START SUPPLIED DATA

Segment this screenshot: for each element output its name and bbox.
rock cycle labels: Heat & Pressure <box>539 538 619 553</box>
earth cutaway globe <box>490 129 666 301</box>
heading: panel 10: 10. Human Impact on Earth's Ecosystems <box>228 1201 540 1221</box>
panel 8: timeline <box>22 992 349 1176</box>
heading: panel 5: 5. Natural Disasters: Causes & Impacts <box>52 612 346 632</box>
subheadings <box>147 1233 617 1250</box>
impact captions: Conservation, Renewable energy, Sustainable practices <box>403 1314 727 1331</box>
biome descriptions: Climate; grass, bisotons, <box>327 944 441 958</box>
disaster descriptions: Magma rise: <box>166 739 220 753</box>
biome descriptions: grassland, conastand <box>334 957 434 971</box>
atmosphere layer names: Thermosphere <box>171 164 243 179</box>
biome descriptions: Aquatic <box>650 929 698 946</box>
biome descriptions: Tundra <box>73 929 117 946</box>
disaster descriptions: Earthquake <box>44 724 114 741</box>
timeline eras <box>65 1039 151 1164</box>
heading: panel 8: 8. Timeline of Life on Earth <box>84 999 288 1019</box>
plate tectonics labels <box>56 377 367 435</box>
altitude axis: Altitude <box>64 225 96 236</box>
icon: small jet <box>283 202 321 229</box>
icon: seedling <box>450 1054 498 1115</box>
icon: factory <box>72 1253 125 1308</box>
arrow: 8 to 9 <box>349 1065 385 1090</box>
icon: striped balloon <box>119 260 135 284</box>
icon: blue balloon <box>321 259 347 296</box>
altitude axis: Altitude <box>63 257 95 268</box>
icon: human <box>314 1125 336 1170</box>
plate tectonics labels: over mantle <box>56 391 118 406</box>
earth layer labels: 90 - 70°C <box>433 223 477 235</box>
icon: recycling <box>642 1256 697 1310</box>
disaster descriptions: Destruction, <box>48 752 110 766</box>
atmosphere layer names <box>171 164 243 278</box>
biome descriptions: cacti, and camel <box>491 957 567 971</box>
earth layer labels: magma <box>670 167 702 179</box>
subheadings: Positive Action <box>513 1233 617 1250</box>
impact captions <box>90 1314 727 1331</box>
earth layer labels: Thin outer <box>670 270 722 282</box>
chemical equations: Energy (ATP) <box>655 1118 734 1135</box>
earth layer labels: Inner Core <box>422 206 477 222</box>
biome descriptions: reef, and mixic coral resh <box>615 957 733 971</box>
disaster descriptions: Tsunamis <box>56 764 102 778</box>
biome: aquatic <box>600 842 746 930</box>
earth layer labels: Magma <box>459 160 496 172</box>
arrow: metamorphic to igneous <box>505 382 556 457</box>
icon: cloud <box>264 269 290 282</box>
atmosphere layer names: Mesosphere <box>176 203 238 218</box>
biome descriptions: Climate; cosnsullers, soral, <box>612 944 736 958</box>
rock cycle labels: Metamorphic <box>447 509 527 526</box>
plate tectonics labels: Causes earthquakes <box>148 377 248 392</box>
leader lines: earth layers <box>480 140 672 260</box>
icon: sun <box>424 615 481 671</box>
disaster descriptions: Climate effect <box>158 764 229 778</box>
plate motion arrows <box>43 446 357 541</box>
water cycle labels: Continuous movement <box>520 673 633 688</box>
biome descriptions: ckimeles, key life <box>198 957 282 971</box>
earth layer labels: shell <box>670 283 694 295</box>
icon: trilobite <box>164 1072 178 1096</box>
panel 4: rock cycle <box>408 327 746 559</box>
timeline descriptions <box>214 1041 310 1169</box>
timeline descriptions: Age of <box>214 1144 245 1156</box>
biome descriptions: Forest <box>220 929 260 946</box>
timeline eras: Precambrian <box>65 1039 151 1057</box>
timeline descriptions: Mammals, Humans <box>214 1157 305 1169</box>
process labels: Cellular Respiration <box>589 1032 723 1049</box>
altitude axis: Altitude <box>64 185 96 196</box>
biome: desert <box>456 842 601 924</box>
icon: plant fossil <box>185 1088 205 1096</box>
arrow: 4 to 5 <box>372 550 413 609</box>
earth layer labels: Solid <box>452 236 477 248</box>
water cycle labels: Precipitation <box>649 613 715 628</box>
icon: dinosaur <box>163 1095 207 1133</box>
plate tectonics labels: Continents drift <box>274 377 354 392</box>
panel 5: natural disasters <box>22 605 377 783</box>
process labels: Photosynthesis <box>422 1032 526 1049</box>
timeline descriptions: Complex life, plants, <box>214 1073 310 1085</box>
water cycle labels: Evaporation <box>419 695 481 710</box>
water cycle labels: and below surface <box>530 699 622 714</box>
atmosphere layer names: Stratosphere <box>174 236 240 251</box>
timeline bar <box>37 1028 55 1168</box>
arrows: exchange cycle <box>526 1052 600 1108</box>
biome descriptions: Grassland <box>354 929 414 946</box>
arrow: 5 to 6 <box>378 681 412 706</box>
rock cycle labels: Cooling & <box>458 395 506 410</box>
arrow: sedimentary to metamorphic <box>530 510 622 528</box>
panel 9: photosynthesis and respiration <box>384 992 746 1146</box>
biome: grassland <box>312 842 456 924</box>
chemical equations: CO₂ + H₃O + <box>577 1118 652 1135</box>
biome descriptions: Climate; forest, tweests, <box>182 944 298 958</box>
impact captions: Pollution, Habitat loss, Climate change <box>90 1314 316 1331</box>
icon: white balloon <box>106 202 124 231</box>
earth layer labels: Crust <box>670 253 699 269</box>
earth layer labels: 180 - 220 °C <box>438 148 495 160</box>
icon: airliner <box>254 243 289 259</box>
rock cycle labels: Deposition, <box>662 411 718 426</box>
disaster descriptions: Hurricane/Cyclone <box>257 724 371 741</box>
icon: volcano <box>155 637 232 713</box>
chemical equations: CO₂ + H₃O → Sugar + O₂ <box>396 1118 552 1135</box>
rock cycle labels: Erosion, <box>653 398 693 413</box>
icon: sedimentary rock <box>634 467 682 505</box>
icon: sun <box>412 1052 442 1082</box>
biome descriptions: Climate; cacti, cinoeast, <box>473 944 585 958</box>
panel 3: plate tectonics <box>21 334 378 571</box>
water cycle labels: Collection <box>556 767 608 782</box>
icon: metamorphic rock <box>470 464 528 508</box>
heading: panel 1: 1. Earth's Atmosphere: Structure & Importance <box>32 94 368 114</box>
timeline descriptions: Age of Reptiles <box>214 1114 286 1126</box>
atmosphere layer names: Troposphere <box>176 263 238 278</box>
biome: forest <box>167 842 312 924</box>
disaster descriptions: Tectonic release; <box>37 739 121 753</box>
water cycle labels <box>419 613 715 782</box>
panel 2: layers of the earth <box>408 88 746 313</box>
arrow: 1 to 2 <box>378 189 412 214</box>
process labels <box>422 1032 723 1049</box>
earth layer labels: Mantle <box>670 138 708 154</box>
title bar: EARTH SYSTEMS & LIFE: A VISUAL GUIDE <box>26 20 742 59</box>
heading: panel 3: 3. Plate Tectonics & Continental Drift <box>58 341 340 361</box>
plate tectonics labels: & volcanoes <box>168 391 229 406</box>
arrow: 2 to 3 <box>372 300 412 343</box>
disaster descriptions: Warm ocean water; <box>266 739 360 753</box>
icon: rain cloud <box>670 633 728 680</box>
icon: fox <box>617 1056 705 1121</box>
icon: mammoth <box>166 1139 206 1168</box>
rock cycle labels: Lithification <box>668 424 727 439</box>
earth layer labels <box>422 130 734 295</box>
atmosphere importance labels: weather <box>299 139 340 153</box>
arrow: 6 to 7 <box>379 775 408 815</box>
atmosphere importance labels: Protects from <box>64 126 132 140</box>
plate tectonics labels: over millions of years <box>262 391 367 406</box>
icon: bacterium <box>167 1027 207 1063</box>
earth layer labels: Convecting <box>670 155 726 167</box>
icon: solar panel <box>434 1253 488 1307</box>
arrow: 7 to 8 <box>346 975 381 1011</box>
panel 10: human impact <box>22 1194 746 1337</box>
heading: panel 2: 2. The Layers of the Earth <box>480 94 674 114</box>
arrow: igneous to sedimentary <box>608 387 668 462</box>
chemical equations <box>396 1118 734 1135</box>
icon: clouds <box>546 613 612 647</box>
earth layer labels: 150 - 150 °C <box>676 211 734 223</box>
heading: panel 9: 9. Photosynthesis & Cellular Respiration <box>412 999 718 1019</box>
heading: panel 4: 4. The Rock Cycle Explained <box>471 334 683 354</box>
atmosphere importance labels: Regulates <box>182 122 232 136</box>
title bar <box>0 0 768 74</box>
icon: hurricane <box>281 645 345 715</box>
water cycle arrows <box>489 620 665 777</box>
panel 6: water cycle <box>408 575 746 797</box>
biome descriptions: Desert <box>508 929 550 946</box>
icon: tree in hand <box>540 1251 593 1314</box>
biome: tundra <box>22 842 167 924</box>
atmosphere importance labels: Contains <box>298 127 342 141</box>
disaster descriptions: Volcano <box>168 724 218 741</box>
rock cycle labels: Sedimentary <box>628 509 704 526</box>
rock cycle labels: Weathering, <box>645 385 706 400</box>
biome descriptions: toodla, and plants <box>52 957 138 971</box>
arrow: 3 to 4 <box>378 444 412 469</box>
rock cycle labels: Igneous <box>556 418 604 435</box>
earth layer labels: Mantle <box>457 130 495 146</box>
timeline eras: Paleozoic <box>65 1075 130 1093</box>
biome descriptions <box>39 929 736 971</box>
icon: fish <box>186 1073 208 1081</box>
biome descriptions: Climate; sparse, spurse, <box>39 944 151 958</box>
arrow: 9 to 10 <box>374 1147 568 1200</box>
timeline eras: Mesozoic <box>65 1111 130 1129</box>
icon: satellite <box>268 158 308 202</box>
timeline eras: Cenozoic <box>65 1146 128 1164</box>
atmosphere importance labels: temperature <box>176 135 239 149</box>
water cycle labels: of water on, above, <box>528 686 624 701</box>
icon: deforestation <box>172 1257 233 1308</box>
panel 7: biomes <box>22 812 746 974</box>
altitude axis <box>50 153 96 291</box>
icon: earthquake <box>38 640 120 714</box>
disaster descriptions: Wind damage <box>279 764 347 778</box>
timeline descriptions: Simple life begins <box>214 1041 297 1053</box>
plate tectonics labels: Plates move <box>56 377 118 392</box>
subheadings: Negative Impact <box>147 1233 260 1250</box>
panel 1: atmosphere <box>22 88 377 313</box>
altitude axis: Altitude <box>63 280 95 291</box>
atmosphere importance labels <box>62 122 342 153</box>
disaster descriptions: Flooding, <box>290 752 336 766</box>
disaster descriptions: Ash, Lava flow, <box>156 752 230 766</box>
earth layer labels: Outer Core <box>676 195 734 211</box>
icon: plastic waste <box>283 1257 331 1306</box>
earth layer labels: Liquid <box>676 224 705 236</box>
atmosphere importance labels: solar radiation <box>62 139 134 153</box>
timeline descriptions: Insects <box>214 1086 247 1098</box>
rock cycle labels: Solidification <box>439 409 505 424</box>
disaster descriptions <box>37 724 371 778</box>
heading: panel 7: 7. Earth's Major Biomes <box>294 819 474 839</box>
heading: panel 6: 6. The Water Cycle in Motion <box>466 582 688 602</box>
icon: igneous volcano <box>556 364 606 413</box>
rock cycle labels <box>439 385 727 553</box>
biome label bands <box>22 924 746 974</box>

END SUPPLIED DATA

WORK INSTRUCTIONS:
From the material above, copy each line that includes the word "names".

ANSWER FOR THE TASK:
atmosphere layer names: Thermosphere <box>171 164 243 179</box>
atmosphere layer names <box>171 164 243 278</box>
atmosphere layer names: Mesosphere <box>176 203 238 218</box>
atmosphere layer names: Stratosphere <box>174 236 240 251</box>
atmosphere layer names: Troposphere <box>176 263 238 278</box>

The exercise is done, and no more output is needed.